--- Provided records ---
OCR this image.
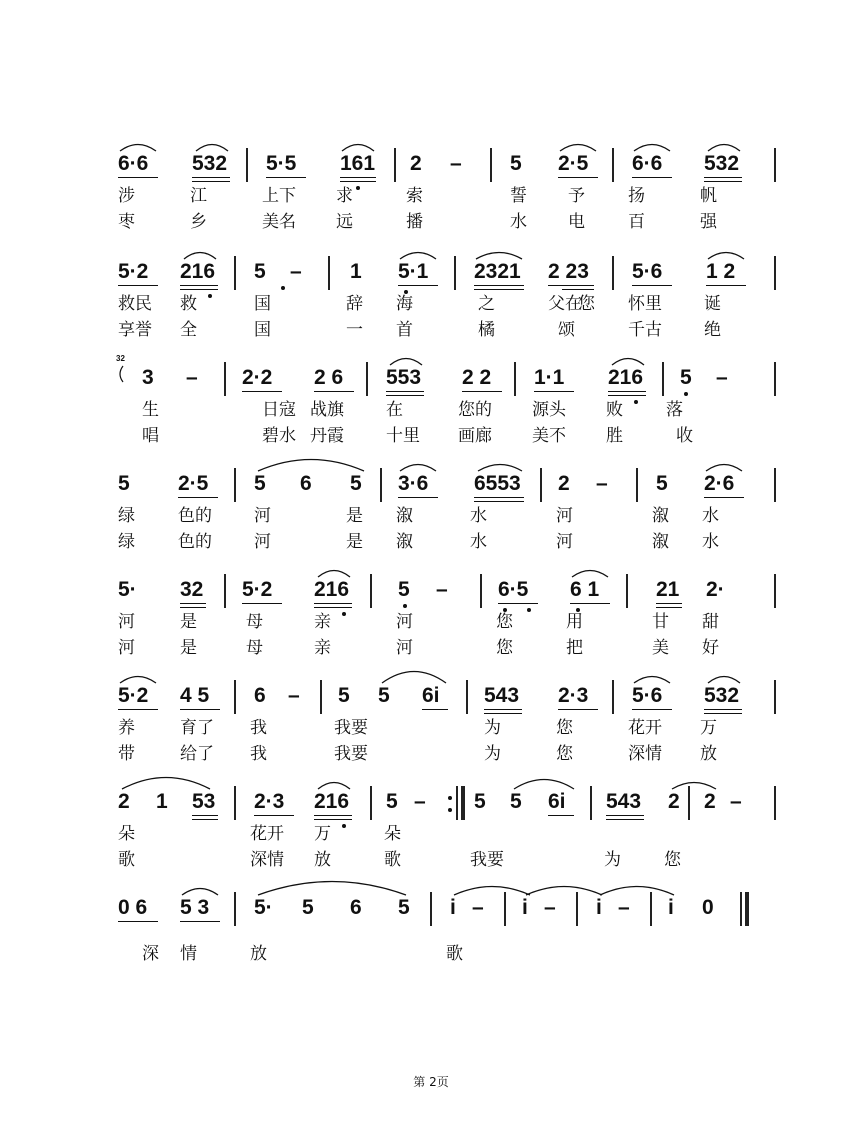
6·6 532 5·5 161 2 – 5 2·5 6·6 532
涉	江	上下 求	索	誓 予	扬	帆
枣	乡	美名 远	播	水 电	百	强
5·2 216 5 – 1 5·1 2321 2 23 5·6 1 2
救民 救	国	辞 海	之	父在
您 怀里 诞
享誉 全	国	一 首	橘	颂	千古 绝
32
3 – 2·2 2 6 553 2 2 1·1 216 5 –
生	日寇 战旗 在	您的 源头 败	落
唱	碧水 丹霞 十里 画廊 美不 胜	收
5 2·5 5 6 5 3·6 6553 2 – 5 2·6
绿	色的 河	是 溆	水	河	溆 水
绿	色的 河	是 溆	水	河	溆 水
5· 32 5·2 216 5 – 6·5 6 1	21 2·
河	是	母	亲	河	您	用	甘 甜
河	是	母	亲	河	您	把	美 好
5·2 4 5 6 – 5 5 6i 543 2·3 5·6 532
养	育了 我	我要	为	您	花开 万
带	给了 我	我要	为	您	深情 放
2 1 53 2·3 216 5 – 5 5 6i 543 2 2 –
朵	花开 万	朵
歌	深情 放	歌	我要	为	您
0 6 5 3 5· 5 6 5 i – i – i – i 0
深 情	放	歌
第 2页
---
--- Provided records ---
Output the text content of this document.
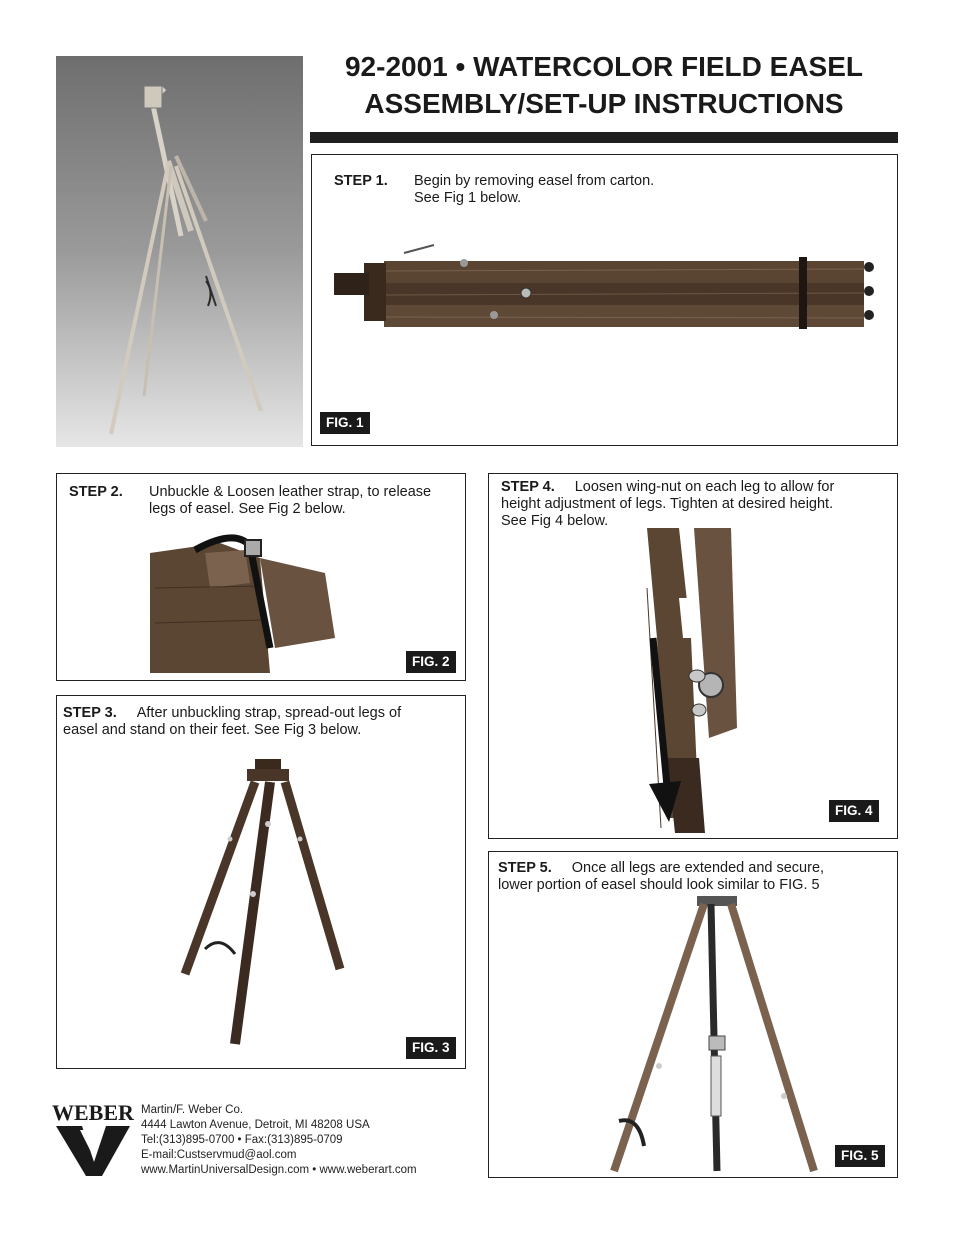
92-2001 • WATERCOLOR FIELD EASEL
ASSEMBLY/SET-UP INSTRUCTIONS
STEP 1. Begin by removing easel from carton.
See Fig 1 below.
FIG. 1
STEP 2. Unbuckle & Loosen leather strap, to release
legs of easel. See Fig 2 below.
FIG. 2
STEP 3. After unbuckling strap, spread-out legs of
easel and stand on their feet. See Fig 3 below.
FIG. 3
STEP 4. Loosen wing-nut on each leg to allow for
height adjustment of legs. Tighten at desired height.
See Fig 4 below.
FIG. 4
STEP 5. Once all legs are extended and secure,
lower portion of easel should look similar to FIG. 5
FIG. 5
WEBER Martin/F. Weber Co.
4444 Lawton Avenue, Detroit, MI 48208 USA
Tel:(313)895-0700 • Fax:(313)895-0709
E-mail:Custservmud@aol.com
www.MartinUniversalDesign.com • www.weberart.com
---
*Task:*
Using the material above, count the lines containing the word "STEP". Reply with the number alone.

*Response to the exercise:*
5